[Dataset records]
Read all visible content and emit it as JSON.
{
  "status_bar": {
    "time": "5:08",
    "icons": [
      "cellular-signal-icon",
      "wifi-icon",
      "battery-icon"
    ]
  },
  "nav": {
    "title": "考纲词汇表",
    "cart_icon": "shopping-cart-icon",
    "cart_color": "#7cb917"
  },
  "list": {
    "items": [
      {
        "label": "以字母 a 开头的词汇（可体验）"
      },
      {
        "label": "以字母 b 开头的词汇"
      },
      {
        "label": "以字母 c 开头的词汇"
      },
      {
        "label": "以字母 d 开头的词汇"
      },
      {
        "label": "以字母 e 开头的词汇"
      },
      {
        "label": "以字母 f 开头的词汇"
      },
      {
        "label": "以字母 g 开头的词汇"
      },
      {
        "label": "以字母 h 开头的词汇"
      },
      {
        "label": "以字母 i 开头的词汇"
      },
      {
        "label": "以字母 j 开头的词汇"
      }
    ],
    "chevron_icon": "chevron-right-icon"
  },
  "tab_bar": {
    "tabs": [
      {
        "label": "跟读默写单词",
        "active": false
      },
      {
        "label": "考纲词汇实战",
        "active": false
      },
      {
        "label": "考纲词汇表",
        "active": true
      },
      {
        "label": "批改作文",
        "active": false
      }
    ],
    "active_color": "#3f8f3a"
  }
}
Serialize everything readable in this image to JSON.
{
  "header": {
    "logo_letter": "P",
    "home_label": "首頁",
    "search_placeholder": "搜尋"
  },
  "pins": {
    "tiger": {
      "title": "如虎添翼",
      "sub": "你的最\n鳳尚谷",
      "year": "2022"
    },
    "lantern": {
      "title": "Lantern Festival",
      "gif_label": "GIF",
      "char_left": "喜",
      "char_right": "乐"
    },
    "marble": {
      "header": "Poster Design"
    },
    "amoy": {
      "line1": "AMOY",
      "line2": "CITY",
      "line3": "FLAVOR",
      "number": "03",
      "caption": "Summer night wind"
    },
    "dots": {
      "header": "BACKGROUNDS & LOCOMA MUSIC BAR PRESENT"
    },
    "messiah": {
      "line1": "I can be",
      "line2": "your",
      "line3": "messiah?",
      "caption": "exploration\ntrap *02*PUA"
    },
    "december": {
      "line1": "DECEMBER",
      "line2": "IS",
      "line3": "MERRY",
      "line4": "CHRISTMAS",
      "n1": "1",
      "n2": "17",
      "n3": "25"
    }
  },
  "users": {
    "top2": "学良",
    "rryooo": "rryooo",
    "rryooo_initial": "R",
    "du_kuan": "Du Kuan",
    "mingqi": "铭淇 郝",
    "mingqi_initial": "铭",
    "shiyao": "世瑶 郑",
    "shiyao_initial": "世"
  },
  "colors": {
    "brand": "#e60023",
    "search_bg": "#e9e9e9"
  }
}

PROBLEM REQUIREMENTS:
Transcribe all the entries, keeping each one exactly as it is.

TASK SOLUTION:
Read all visible content and emit it as JSON.
{
  "status_bar": {
    "time": "5:08",
    "icons": [
      "cellular-signal-icon",
      "wifi-icon",
      "battery-icon"
    ]
  },
  "nav": {
    "title": "考纲词汇表",
    "cart_icon": "shopping-cart-icon",
    "cart_color": "#7cb917"
  },
  "list": {
    "items": [
      {
        "label": "以字母 a 开头的词汇（可体验）"
      },
      {
        "label": "以字母 b 开头的词汇"
      },
      {
        "label": "以字母 c 开头的词汇"
      },
      {
        "label": "以字母 d 开头的词汇"
      },
      {
        "label": "以字母 e 开头的词汇"
      },
      {
        "label": "以字母 f 开头的词汇"
      },
      {
        "label": "以字母 g 开头的词汇"
      },
      {
        "label": "以字母 h 开头的词汇"
      },
      {
        "label": "以字母 i 开头的词汇"
      },
      {
        "label": "以字母 j 开头的词汇"
      }
    ],
    "chevron_icon": "chevron-right-icon"
  },
  "tab_bar": {
    "tabs": [
      {
        "label": "跟读默写单词",
        "active": false
      },
      {
        "label": "考纲词汇实战",
        "active": false
      },
      {
        "label": "考纲词汇表",
        "active": true
      },
      {
        "label": "批改作文",
        "active": false
      }
    ],
    "active_color": "#3f8f3a"
  }
}
Serialize everything readable in this image to JSON.
{
  "header": {
    "logo_letter": "P",
    "home_label": "首頁",
    "search_placeholder": "搜尋"
  },
  "pins": {
    "tiger": {
      "title": "如虎添翼",
      "sub": "你的最\n鳳尚谷",
      "year": "2022"
    },
    "lantern": {
      "title": "Lantern Festival",
      "gif_label": "GIF",
      "char_left": "喜",
      "char_right": "乐"
    },
    "marble": {
      "header": "Poster Design"
    },
    "amoy": {
      "line1": "AMOY",
      "line2": "CITY",
      "line3": "FLAVOR",
      "number": "03",
      "caption": "Summer night wind"
    },
    "dots": {
      "header": "BACKGROUNDS & LOCOMA MUSIC BAR PRESENT"
    },
    "messiah": {
      "line1": "I can be",
      "line2": "your",
      "line3": "messiah?",
      "caption": "exploration\ntrap *02*PUA"
    },
    "december": {
      "line1": "DECEMBER",
      "line2": "IS",
      "line3": "MERRY",
      "line4": "CHRISTMAS",
      "n1": "1",
      "n2": "17",
      "n3": "25"
    }
  },
  "users": {
    "top2": "学良",
    "rryooo": "rryooo",
    "rryooo_initial": "R",
    "du_kuan": "Du Kuan",
    "mingqi": "铭淇 郝",
    "mingqi_initial": "铭",
    "shiyao": "世瑶 郑",
    "shiyao_initial": "世"
  },
  "colors": {
    "brand": "#e60023",
    "search_bg": "#e9e9e9"
  }
}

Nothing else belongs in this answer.